* **WHAT TO WORK ON**:
Everything in the data should be repeated exactly, save for the images.

* **AVAILABLE DATA**:
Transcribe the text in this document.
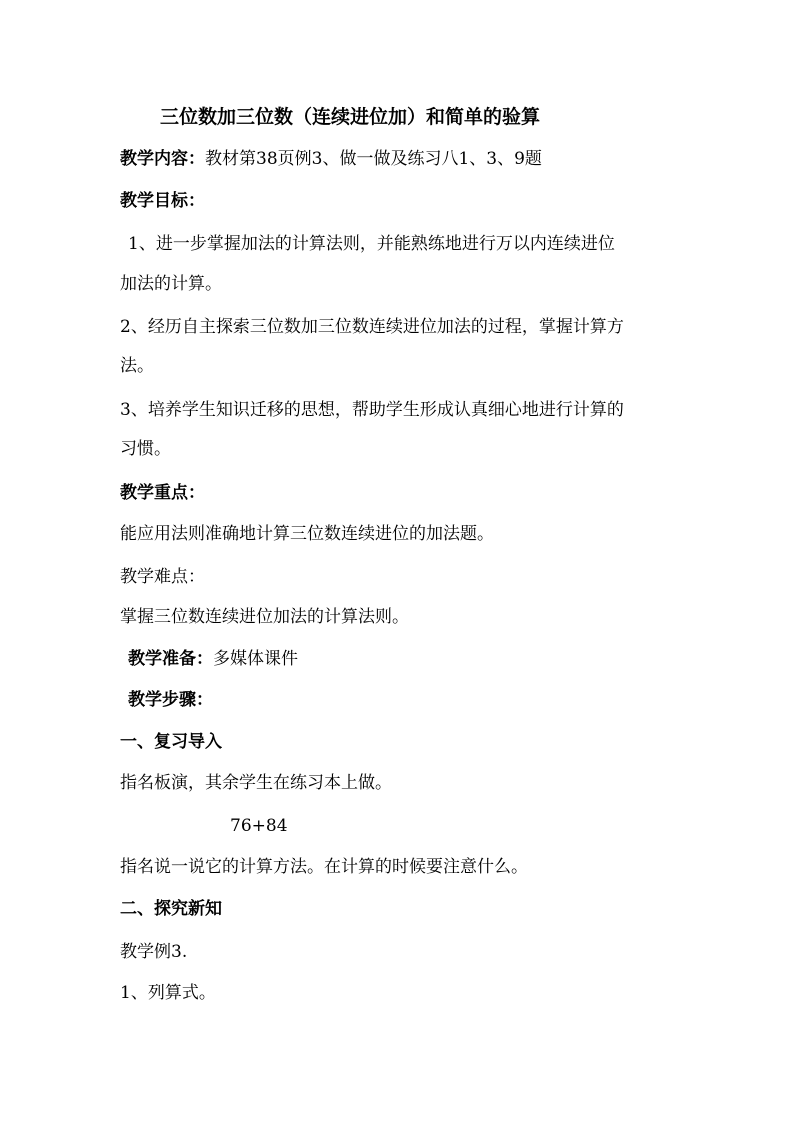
三位数加三位数（连续进位加）和简单的验算
教学内容：教材第38页例3、做一做及练习八1、3、9题
教学目标：
1、进一步掌握加法的计算法则，并能熟练地进行万以内连续进位
加法的计算。
2、经历自主探索三位数加三位数连续进位加法的过程，掌握计算方
法。
3、培养学生知识迁移的思想，帮助学生形成认真细心地进行计算的
习惯。
教学重点：
能应用法则准确地计算三位数连续进位的加法题。
教学难点：
掌握三位数连续进位加法的计算法则。
教学准备：多媒体课件
教学步骤：
一、复习导入
指名板演，其余学生在练习本上做。
76+84
指名说一说它的计算方法。在计算的时候要注意什么。
二、探究新知
教学例3.
1、列算式。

* **SOLUTION TO THIS TASK**:
Transcribe the text in this document.
三位数加三位数（连续进位加）和简单的验算
教学内容：教材第38页例3、做一做及练习八1、3、9题
教学目标：
1、进一步掌握加法的计算法则，并能熟练地进行万以内连续进位
加法的计算。
2、经历自主探索三位数加三位数连续进位加法的过程，掌握计算方
法。
3、培养学生知识迁移的思想，帮助学生形成认真细心地进行计算的
习惯。
教学重点：
能应用法则准确地计算三位数连续进位的加法题。
教学难点：
掌握三位数连续进位加法的计算法则。
教学准备：多媒体课件
教学步骤：
一、复习导入
指名板演，其余学生在练习本上做。
76+84
指名说一说它的计算方法。在计算的时候要注意什么。
二、探究新知
教学例3.
1、列算式。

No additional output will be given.